-- START OF Records --

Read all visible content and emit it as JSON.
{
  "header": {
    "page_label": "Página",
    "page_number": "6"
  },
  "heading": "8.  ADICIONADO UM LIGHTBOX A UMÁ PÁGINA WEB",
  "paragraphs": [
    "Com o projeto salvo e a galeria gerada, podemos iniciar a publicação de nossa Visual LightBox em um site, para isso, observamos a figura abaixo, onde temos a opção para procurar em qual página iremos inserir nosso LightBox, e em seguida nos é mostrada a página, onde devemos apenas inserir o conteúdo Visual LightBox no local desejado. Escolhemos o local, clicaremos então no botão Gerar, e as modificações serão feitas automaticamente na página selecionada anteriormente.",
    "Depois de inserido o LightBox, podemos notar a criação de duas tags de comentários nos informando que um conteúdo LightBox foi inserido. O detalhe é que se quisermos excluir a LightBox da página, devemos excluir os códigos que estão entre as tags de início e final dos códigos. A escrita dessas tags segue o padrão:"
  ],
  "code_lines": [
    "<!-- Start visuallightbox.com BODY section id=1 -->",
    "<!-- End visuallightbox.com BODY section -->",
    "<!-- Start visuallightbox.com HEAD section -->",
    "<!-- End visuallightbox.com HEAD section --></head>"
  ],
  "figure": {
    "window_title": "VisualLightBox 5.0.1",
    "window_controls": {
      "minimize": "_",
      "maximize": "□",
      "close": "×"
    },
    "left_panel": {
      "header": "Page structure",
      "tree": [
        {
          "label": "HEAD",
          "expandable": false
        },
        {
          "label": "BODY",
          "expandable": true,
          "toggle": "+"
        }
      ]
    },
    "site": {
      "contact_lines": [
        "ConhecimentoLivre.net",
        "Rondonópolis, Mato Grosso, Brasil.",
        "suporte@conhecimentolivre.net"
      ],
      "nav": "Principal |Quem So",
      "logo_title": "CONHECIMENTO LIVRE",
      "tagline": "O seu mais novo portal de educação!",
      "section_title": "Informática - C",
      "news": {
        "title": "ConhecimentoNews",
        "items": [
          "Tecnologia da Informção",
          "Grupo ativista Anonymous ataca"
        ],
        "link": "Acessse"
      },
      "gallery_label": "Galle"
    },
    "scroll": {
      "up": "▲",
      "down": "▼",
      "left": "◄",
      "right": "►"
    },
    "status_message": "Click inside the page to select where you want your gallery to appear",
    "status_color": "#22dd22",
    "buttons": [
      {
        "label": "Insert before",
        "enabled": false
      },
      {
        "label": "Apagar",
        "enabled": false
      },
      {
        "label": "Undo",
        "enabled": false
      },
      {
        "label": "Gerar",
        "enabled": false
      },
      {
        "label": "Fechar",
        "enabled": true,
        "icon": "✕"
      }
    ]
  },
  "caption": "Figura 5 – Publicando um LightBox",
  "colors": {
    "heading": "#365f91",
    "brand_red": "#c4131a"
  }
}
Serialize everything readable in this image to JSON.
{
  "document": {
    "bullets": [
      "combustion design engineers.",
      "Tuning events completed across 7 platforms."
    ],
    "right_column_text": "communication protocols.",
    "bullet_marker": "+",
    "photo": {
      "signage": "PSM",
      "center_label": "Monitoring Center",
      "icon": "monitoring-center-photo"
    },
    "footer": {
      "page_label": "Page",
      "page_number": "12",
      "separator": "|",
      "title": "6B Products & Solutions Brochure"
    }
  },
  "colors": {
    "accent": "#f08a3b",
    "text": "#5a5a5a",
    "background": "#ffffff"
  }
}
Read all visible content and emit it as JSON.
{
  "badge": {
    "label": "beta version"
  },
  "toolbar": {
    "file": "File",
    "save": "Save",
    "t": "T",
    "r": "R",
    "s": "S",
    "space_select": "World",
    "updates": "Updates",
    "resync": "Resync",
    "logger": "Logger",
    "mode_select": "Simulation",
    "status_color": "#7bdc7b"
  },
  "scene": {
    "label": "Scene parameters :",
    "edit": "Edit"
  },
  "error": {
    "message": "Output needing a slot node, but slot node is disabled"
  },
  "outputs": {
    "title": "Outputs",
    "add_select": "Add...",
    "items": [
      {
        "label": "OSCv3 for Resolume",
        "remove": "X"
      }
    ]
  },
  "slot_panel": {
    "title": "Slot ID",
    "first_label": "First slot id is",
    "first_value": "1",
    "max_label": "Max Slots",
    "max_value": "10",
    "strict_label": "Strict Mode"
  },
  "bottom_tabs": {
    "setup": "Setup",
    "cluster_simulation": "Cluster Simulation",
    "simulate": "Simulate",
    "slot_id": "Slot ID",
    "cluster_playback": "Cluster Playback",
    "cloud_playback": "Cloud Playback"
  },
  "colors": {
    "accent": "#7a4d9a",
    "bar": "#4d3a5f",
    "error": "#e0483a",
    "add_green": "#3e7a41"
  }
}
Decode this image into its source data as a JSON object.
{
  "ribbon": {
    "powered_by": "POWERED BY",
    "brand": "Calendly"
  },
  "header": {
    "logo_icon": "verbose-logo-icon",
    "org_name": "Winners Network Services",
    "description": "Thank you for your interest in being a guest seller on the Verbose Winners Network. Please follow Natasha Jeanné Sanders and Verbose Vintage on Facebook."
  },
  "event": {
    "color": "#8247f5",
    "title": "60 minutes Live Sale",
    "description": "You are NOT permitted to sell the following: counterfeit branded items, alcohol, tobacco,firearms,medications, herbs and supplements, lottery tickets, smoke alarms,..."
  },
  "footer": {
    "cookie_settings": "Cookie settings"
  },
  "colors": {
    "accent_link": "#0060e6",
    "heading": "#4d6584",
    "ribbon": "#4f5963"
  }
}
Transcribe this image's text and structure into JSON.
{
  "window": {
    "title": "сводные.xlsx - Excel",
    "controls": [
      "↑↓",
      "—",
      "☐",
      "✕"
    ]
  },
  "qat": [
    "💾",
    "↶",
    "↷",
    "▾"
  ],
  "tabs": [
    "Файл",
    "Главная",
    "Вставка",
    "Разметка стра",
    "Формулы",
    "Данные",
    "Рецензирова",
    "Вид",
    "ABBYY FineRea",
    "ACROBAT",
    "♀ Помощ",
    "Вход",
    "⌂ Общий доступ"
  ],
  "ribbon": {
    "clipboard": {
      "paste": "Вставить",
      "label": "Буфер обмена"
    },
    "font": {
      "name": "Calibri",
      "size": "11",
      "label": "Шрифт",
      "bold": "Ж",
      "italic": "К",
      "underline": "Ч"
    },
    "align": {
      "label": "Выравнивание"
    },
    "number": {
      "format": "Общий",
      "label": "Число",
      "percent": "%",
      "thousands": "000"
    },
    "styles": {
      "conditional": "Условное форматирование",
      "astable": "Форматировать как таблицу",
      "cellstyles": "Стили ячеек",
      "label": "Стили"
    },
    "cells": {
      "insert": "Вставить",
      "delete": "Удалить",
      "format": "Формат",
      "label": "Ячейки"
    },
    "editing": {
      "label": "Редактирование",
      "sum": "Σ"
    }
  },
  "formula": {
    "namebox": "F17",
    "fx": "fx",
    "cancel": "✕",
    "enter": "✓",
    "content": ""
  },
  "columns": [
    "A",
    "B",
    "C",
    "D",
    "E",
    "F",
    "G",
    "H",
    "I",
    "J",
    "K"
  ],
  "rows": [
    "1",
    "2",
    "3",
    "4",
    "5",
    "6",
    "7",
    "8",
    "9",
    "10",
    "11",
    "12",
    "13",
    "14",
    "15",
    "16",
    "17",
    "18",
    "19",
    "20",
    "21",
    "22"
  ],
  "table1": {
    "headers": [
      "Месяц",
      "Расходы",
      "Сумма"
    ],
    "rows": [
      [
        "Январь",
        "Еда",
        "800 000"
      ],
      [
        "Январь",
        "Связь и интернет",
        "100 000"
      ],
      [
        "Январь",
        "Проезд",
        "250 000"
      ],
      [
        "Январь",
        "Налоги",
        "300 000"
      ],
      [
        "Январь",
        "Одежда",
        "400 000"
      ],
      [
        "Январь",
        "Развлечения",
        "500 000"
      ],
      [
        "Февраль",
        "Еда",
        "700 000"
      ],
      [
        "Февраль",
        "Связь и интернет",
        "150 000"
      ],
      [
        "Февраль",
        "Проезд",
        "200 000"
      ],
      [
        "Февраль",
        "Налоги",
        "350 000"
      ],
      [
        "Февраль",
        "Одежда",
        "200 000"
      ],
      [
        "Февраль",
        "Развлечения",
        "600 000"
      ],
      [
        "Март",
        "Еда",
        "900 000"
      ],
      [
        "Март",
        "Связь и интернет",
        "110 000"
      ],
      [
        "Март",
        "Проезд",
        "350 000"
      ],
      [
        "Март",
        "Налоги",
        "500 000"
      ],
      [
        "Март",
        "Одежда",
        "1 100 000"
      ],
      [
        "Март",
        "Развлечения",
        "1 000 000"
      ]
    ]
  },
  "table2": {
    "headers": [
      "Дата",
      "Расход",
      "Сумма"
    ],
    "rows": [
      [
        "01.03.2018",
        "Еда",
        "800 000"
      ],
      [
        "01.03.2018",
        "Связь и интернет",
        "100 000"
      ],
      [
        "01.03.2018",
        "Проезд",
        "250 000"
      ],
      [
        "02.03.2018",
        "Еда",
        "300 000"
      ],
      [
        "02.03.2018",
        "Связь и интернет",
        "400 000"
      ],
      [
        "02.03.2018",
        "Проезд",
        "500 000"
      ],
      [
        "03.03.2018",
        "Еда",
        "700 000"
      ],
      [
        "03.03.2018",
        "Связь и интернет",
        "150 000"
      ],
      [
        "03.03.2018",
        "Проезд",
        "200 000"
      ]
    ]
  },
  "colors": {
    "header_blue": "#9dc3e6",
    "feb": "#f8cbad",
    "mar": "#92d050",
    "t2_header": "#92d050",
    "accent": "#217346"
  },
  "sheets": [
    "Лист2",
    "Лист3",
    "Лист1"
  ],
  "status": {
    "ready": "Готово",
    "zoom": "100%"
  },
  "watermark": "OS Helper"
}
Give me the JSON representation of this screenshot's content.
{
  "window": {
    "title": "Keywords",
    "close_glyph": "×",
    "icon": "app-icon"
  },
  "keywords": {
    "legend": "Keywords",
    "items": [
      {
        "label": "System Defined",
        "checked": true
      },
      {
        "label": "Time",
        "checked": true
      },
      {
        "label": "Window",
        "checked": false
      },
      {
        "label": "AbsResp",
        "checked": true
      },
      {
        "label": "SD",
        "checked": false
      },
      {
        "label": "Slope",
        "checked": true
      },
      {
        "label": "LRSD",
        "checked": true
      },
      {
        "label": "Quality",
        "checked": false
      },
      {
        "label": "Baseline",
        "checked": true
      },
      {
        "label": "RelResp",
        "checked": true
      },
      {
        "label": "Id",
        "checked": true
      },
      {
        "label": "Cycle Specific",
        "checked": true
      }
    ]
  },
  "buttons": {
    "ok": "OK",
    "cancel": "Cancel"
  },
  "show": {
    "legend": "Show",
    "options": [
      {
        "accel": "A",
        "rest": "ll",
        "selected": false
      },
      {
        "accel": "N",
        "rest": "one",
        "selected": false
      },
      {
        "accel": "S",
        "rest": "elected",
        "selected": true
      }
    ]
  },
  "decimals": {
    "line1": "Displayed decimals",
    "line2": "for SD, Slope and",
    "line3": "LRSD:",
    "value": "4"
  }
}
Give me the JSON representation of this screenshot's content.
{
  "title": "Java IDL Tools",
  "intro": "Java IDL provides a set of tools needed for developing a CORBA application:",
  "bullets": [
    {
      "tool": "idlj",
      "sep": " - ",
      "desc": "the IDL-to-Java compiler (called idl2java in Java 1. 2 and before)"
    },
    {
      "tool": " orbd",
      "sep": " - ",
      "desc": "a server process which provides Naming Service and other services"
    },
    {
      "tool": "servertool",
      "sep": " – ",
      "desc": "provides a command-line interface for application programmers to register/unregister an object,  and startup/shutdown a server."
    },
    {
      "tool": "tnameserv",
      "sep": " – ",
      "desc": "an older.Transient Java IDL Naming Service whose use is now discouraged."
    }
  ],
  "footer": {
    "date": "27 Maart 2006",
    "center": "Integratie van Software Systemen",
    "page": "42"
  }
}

-- END OF Records --

* _What you will do_: Look through the records and gather each line with the word "Стили".

* _Response_:
      "cellstyles": "Стили ячеек",
      "label": "Стили"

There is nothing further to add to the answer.